REQUEST —
Print out the entries below with no edits.

DATA —
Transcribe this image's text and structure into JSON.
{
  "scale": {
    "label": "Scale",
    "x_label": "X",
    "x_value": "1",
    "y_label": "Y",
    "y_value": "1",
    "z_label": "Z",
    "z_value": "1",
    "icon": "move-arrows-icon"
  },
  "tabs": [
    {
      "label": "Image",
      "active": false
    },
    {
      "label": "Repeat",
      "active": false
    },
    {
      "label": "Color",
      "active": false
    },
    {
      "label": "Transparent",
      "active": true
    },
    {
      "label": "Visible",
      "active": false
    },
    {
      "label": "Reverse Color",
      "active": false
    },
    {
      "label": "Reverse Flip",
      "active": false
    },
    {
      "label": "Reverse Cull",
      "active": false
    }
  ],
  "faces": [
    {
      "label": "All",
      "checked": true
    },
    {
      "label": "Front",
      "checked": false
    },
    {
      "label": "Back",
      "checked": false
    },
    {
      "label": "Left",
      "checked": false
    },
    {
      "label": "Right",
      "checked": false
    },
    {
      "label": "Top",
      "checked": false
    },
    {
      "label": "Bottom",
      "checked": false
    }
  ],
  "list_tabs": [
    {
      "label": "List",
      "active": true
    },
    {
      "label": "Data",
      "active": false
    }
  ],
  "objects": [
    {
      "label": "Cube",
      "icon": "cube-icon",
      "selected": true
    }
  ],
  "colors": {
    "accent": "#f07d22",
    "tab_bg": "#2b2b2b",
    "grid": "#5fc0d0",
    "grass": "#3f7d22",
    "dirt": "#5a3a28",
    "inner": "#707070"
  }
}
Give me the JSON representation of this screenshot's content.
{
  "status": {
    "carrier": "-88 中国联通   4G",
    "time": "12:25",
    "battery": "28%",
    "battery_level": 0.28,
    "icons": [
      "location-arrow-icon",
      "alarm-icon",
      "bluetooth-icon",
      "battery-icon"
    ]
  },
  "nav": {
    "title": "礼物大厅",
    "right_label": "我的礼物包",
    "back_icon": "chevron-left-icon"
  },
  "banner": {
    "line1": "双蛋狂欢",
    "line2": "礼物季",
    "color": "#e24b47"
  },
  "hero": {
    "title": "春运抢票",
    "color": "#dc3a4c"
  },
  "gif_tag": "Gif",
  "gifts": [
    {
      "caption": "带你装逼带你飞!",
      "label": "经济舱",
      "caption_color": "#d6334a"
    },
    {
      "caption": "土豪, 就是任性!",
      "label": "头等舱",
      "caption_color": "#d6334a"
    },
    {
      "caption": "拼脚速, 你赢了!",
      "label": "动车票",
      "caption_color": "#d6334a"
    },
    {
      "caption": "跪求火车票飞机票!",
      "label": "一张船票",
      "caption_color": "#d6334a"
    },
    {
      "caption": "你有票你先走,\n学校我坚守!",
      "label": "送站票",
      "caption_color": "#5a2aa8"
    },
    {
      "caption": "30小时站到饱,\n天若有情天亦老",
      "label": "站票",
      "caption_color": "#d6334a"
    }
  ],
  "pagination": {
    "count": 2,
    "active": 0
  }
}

SOLUTION TO THE EXERCISE —
Transcribe this image's text and structure into JSON.
{
  "scale": {
    "label": "Scale",
    "x_label": "X",
    "x_value": "1",
    "y_label": "Y",
    "y_value": "1",
    "z_label": "Z",
    "z_value": "1",
    "icon": "move-arrows-icon"
  },
  "tabs": [
    {
      "label": "Image",
      "active": false
    },
    {
      "label": "Repeat",
      "active": false
    },
    {
      "label": "Color",
      "active": false
    },
    {
      "label": "Transparent",
      "active": true
    },
    {
      "label": "Visible",
      "active": false
    },
    {
      "label": "Reverse Color",
      "active": false
    },
    {
      "label": "Reverse Flip",
      "active": false
    },
    {
      "label": "Reverse Cull",
      "active": false
    }
  ],
  "faces": [
    {
      "label": "All",
      "checked": true
    },
    {
      "label": "Front",
      "checked": false
    },
    {
      "label": "Back",
      "checked": false
    },
    {
      "label": "Left",
      "checked": false
    },
    {
      "label": "Right",
      "checked": false
    },
    {
      "label": "Top",
      "checked": false
    },
    {
      "label": "Bottom",
      "checked": false
    }
  ],
  "list_tabs": [
    {
      "label": "List",
      "active": true
    },
    {
      "label": "Data",
      "active": false
    }
  ],
  "objects": [
    {
      "label": "Cube",
      "icon": "cube-icon",
      "selected": true
    }
  ],
  "colors": {
    "accent": "#f07d22",
    "tab_bg": "#2b2b2b",
    "grid": "#5fc0d0",
    "grass": "#3f7d22",
    "dirt": "#5a3a28",
    "inner": "#707070"
  }
}
Give me the JSON representation of this screenshot's content.
{
  "status": {
    "carrier": "-88 中国联通   4G",
    "time": "12:25",
    "battery": "28%",
    "battery_level": 0.28,
    "icons": [
      "location-arrow-icon",
      "alarm-icon",
      "bluetooth-icon",
      "battery-icon"
    ]
  },
  "nav": {
    "title": "礼物大厅",
    "right_label": "我的礼物包",
    "back_icon": "chevron-left-icon"
  },
  "banner": {
    "line1": "双蛋狂欢",
    "line2": "礼物季",
    "color": "#e24b47"
  },
  "hero": {
    "title": "春运抢票",
    "color": "#dc3a4c"
  },
  "gif_tag": "Gif",
  "gifts": [
    {
      "caption": "带你装逼带你飞!",
      "label": "经济舱",
      "caption_color": "#d6334a"
    },
    {
      "caption": "土豪, 就是任性!",
      "label": "头等舱",
      "caption_color": "#d6334a"
    },
    {
      "caption": "拼脚速, 你赢了!",
      "label": "动车票",
      "caption_color": "#d6334a"
    },
    {
      "caption": "跪求火车票飞机票!",
      "label": "一张船票",
      "caption_color": "#d6334a"
    },
    {
      "caption": "你有票你先走,\n学校我坚守!",
      "label": "送站票",
      "caption_color": "#5a2aa8"
    },
    {
      "caption": "30小时站到饱,\n天若有情天亦老",
      "label": "站票",
      "caption_color": "#d6334a"
    }
  ],
  "pagination": {
    "count": 2,
    "active": 0
  }
}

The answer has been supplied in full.